**Written request A**
In the float16 debugging post, reproduce word for word the passage starting with "Rewriting our forward" and going on through "after given layers/activations.".
**Written request B**
In the float16 debugging post, list every parameter of the forward function that is declared with a type annotation.
**Written request C**
Answer these questions about the float16 debugging post.
(i) In float16, for roughly what share of inputs does the inference code explode or return nulls?
(ii) After subtracting the extended attention mask from 1.0, what value is the result multiplied by?
(iii) Which two variables are set to None when monarch_mixer_sequence_mixing is enabled?

--- start Extract provided ---

==================

Preface

I’m going to start blogging a bit more on day-to-day random issues that aren’t NDA’d topics, sort of the slog/grind of the day to day in the life of a scientist in the AI space.

Float16 explosions in inference and not training?

stream of consciousness: wut? why? this inference code works in float32 for 100% of the inputs. however, in float16 no problems for like 99% of inputs. but for 1% of inputs, it explodes/returns nulls?

very weird.

let’s rewrite our forward forward function of this embedder to find out what in the world is happening.

Rewriting our forward function to find out what in the friday night lights is happening

we’ll print/log each step and save to a np/pickle file the weights before and after given layers/activations.


    def forward(
        self,
        hidden_states: torch.Tensor,
        attention_mask: torch.Tensor,
        output_all_encoded_layers: Optional[bool] = True,
        subset_mask: Optional[torch.Tensor] = None,
        position_encodings: Optional[torch.Tensor] = None,
    ) -> List[torch.Tensor]:
        from einops import rearrange
        from infinity_emb.transformer.monarch.mm.hyena_utils import fftconv_ref
        import math

        import torch
        import torch.nn as nn
        import torch.nn.functional as F

        from einops import rearrange
        import opt_einsum as oe
        contract = oe.contract

        def check_nan(tensor, location):
            if torch.isnan(tensor).any():
                nan_count = torch.isnan(tensor).sum().item()
                print(f"NaN detected in {location}: {nan_count} NaN values")
                return True
            return False

        extended_attention_mask = attention_mask.unsqueeze(1).unsqueeze(2)
        extended_attention_mask = extended_attention_mask.to(
            dtype=next(self.parameters()).dtype)  # fp16 compatibility
        extended_attention_mask = (1.0 - extended_attention_mask) * -10000.0
        attention_mask_bool = attention_mask.bool()
        batch, seqlen = hidden_states.shape[:2]

        # Unpad inputs and mask. It will remove tokens that are padded.
        # Assume ntokens is total number of tokens (padded and non-padded)
        # and ntokens_unpad is total number of non-padded tokens.
        # Then unpadding performs the following compression of the inputs:
        # hidden_states[ntokens,hidden] -> hidden_states[ntokens_unpad,hidden]
        if not self.monarch_mixer_sequence_mixing:
            hidden_states, indices, cu_seqlens, _ = bert_padding_module.unpad_input(
                hidden_states, attention_mask_bool)
        else:
            cu_seqlens = None
            indices = None

        # Add alibi matrix to extended_attention_mask
        if not self.monarch_mixer_sequence_mixing:
            if self._current_alibi_size < seqlen:
                # Rebuild the alibi tensor when needed
                warnings.warn(
                    f'Increasing alibi size from {self._current_alibi_size} to {seqlen}'
                )

--- end Extract provided ---
--- start Record extracts ---

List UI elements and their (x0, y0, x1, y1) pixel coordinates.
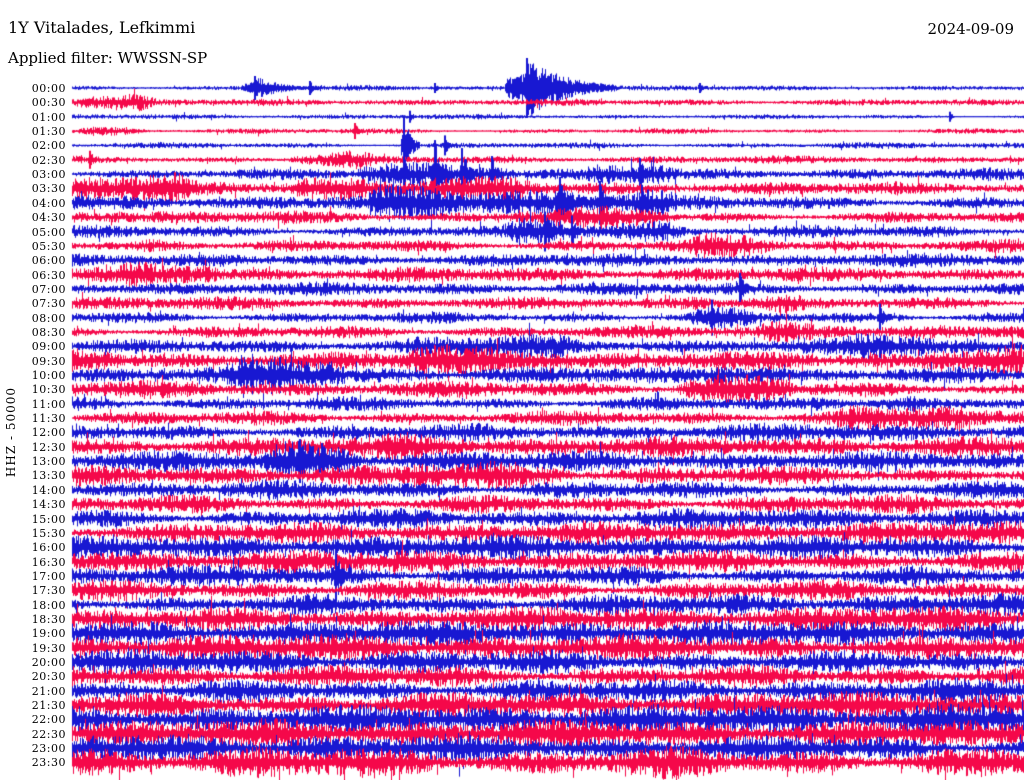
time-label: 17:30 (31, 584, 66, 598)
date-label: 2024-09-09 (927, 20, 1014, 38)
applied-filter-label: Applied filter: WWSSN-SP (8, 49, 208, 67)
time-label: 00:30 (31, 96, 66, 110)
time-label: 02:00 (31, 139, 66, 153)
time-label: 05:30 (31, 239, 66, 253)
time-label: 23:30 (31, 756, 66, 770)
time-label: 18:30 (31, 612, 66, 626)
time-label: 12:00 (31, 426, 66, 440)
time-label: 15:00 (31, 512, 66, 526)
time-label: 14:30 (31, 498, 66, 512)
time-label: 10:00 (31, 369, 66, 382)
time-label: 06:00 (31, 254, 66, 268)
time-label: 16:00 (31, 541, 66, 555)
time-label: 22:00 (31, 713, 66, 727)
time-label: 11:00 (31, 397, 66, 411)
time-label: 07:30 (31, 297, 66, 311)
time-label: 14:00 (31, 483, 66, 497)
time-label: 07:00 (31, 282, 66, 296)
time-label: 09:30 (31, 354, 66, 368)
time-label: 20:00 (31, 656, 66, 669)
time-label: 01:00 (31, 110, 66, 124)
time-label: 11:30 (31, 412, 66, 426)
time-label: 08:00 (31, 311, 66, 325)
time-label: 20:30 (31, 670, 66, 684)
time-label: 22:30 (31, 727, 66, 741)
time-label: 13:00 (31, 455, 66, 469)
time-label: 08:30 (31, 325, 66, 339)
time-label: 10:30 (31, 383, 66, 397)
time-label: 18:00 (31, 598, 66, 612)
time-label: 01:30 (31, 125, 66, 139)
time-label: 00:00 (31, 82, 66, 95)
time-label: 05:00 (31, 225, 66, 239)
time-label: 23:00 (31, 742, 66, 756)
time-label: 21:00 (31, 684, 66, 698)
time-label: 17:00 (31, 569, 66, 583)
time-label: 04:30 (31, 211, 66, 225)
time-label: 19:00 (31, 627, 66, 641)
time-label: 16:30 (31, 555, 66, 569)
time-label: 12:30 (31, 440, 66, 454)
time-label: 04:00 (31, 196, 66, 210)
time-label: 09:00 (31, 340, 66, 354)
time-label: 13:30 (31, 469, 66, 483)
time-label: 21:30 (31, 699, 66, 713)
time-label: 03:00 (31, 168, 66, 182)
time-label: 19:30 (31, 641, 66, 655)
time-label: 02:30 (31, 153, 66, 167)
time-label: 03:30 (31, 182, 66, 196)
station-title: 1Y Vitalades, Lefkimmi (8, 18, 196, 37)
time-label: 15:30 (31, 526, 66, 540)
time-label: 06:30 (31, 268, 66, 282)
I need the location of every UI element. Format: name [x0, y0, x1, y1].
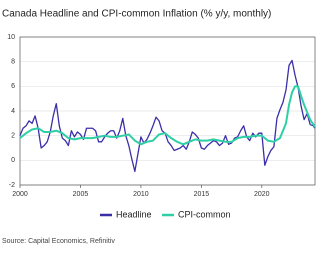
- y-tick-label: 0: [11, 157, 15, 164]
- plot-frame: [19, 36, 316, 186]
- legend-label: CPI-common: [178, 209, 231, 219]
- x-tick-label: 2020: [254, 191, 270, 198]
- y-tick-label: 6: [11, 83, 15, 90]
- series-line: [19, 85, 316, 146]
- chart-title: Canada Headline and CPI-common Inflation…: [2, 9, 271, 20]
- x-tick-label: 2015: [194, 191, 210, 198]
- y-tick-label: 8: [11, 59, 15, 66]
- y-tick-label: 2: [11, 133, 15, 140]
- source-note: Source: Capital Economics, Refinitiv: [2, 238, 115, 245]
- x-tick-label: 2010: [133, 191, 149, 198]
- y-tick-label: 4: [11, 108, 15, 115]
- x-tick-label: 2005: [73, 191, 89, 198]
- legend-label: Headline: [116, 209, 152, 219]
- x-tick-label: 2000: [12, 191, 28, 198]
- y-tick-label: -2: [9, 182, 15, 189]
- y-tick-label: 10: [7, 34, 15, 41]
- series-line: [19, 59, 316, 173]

--- end Record extracts ---

**Complete response A**
Rewriting our forward function to find out what in the friday night lights is happening

we’ll print/log each step and save to a np/pickle file the weights before and after given layers/activations.

**Complete response B**
hidden_states
attention_mask
output_all_encoded_layers
subset_mask
position_encodings

**Complete response C**
(i) About 1% of inputs.
(ii) -10000.0
(iii) cu_seqlens and indices.